### DATA ENTRIES ###

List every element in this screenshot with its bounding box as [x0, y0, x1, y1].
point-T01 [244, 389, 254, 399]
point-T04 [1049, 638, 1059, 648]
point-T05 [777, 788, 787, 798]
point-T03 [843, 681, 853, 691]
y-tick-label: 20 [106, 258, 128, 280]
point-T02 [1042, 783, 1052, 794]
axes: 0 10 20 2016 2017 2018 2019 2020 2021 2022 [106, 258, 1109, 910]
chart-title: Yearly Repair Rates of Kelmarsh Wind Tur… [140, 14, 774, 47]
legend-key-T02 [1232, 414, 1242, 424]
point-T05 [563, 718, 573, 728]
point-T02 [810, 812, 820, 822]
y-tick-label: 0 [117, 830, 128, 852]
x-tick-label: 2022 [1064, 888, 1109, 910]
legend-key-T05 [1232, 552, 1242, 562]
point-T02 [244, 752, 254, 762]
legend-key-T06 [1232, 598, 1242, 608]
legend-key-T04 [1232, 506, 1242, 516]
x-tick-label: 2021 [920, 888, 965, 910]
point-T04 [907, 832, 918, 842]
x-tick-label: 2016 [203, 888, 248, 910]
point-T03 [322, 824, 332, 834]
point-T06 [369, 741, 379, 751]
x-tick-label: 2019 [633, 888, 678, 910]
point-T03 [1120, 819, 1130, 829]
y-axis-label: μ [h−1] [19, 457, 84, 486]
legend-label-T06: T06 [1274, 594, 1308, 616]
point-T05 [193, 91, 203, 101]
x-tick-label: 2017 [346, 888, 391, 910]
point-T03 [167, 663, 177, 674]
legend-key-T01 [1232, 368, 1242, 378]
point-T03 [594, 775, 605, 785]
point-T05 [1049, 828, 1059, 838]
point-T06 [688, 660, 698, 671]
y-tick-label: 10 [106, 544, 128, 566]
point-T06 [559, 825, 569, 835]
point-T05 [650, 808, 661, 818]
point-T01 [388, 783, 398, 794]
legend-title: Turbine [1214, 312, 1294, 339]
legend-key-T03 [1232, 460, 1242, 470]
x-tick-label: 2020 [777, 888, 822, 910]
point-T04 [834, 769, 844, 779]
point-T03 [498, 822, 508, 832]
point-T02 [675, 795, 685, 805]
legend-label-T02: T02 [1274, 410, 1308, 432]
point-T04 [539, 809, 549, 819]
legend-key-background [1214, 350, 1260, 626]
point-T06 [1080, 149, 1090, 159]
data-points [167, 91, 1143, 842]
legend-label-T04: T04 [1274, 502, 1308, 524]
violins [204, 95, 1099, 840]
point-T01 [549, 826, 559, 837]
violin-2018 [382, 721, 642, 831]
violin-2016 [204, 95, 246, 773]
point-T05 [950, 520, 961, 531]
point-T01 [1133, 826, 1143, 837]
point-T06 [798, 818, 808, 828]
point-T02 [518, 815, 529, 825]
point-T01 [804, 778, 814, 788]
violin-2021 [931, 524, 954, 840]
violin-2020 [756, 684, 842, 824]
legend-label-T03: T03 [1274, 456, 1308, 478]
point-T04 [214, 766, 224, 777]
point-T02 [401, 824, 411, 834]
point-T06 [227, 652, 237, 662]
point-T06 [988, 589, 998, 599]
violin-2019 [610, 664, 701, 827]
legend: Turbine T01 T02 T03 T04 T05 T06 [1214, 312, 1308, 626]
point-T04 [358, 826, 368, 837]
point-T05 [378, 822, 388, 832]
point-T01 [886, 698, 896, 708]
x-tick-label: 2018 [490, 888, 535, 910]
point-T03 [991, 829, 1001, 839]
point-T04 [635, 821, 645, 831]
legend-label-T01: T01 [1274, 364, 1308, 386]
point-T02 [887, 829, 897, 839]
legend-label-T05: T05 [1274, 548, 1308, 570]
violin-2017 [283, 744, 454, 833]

###

● WHAT TO PRODUCE: Rewrite the data above in full, putting "x-tick-text" wherever "x-tick-label" appears and leaving everything else as it is.

● WRITTEN RESPONSE:
List every element in this screenshot with its bounding box as [x0, y0, x1, y1].
point-T01 [244, 389, 254, 399]
point-T04 [1049, 638, 1059, 648]
point-T05 [777, 788, 787, 798]
point-T03 [843, 681, 853, 691]
y-tick-label: 20 [106, 258, 128, 280]
point-T02 [1042, 783, 1052, 794]
axes: 0 10 20 2016 2017 2018 2019 2020 2021 2022 [106, 258, 1109, 910]
chart-title: Yearly Repair Rates of Kelmarsh Wind Tur… [140, 14, 774, 47]
legend-key-T02 [1232, 414, 1242, 424]
point-T05 [563, 718, 573, 728]
point-T02 [810, 812, 820, 822]
y-tick-label: 0 [117, 830, 128, 852]
x-tick-text: 2022 [1064, 888, 1109, 910]
legend-key-T05 [1232, 552, 1242, 562]
point-T02 [244, 752, 254, 762]
legend-key-T06 [1232, 598, 1242, 608]
legend-key-T04 [1232, 506, 1242, 516]
x-tick-text: 2021 [920, 888, 965, 910]
point-T04 [907, 832, 918, 842]
x-tick-text: 2016 [203, 888, 248, 910]
point-T03 [322, 824, 332, 834]
point-T06 [369, 741, 379, 751]
x-tick-text: 2019 [633, 888, 678, 910]
point-T03 [1120, 819, 1130, 829]
y-axis-label: μ [h−1] [19, 457, 84, 486]
legend-label-T06: T06 [1274, 594, 1308, 616]
point-T05 [193, 91, 203, 101]
x-tick-text: 2017 [346, 888, 391, 910]
point-T03 [167, 663, 177, 674]
legend-key-T01 [1232, 368, 1242, 378]
point-T03 [594, 775, 605, 785]
point-T05 [1049, 828, 1059, 838]
point-T06 [688, 660, 698, 671]
y-tick-label: 10 [106, 544, 128, 566]
point-T06 [559, 825, 569, 835]
point-T05 [650, 808, 661, 818]
point-T01 [388, 783, 398, 794]
legend-title: Turbine [1214, 312, 1294, 339]
legend-key-T03 [1232, 460, 1242, 470]
x-tick-text: 2020 [777, 888, 822, 910]
point-T04 [834, 769, 844, 779]
point-T03 [498, 822, 508, 832]
point-T02 [675, 795, 685, 805]
legend-label-T02: T02 [1274, 410, 1308, 432]
point-T04 [539, 809, 549, 819]
legend-key-background [1214, 350, 1260, 626]
point-T06 [1080, 149, 1090, 159]
data-points [167, 91, 1143, 842]
legend-label-T04: T04 [1274, 502, 1308, 524]
violins [204, 95, 1099, 840]
point-T01 [549, 826, 559, 837]
violin-2018 [382, 721, 642, 831]
violin-2016 [204, 95, 246, 773]
point-T05 [950, 520, 961, 531]
point-T01 [1133, 826, 1143, 837]
point-T06 [798, 818, 808, 828]
point-T02 [518, 815, 529, 825]
point-T01 [804, 778, 814, 788]
violin-2021 [931, 524, 954, 840]
violin-2020 [756, 684, 842, 824]
legend-label-T03: T03 [1274, 456, 1308, 478]
point-T04 [214, 766, 224, 777]
point-T02 [401, 824, 411, 834]
point-T06 [227, 652, 237, 662]
point-T06 [988, 589, 998, 599]
violin-2019 [610, 664, 701, 827]
legend: Turbine T01 T02 T03 T04 T05 T06 [1214, 312, 1308, 626]
point-T04 [358, 826, 368, 837]
point-T05 [378, 822, 388, 832]
point-T01 [886, 698, 896, 708]
x-tick-text: 2018 [490, 888, 535, 910]
point-T03 [991, 829, 1001, 839]
point-T04 [635, 821, 645, 831]
legend-label-T01: T01 [1274, 364, 1308, 386]
point-T02 [887, 829, 897, 839]
legend-label-T05: T05 [1274, 548, 1308, 570]
violin-2017 [283, 744, 454, 833]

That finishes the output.